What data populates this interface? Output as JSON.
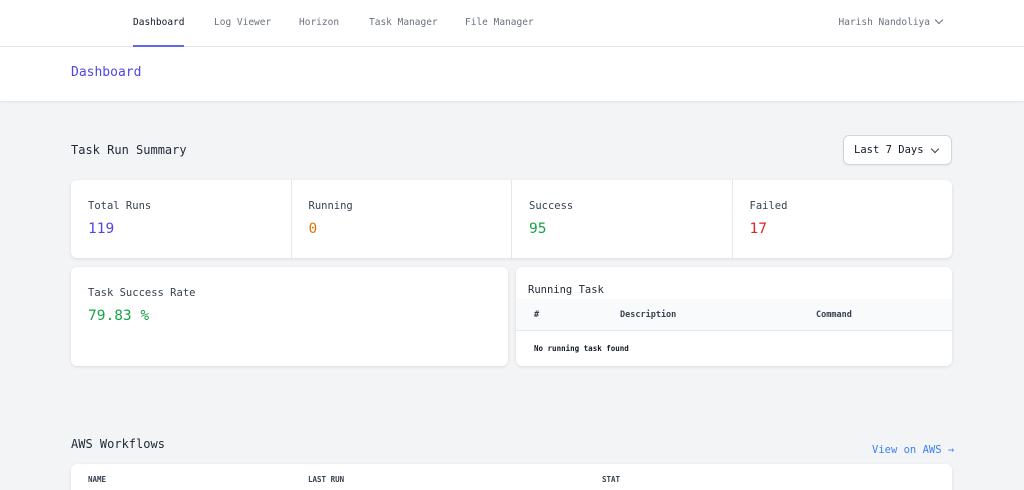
{
  "nav": {
    "links": [
      "Dashboard",
      "Log Viewer",
      "Horizon",
      "Task Manager",
      "File Manager"
    ],
    "active": "Dashboard",
    "user": "Harish Nandoliya"
  },
  "header": {
    "title": "Dashboard"
  },
  "summary": {
    "title": "Task Run Summary",
    "range": "Last 7 Days",
    "stats": [
      {
        "label": "Total Runs",
        "value": "119",
        "color": "#4f46e5"
      },
      {
        "label": "Running",
        "value": "0",
        "color": "#d97706"
      },
      {
        "label": "Success",
        "value": "95",
        "color": "#16a34a"
      },
      {
        "label": "Failed",
        "value": "17",
        "color": "#dc2626"
      }
    ]
  },
  "success_rate": {
    "label": "Task Success Rate",
    "value": "79.83 %",
    "color": "#16a34a"
  },
  "running_task": {
    "title": "Running Task",
    "columns": [
      "#",
      "Description",
      "Command"
    ],
    "empty": "No running task found"
  },
  "aws": {
    "title": "AWS Workflows",
    "view_link": "View on AWS →",
    "columns": [
      "NAME",
      "LAST RUN",
      "STAT"
    ]
  },
  "colors": {
    "accent": "#6366f1",
    "link": "#3b82f6"
  }
}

● ● ● ● ● ● ●

Print every entry exactly as written, without the pictures.

What data populates this interface? Output as JSON.
{
  "nav": {
    "links": [
      "Dashboard",
      "Log Viewer",
      "Horizon",
      "Task Manager",
      "File Manager"
    ],
    "active": "Dashboard",
    "user": "Harish Nandoliya"
  },
  "header": {
    "title": "Dashboard"
  },
  "summary": {
    "title": "Task Run Summary",
    "range": "Last 7 Days",
    "stats": [
      {
        "label": "Total Runs",
        "value": "119",
        "color": "#4f46e5"
      },
      {
        "label": "Running",
        "value": "0",
        "color": "#d97706"
      },
      {
        "label": "Success",
        "value": "95",
        "color": "#16a34a"
      },
      {
        "label": "Failed",
        "value": "17",
        "color": "#dc2626"
      }
    ]
  },
  "success_rate": {
    "label": "Task Success Rate",
    "value": "79.83 %",
    "color": "#16a34a"
  },
  "running_task": {
    "title": "Running Task",
    "columns": [
      "#",
      "Description",
      "Command"
    ],
    "empty": "No running task found"
  },
  "aws": {
    "title": "AWS Workflows",
    "view_link": "View on AWS →",
    "columns": [
      "NAME",
      "LAST RUN",
      "STAT"
    ]
  },
  "colors": {
    "accent": "#6366f1",
    "link": "#3b82f6"
  }
}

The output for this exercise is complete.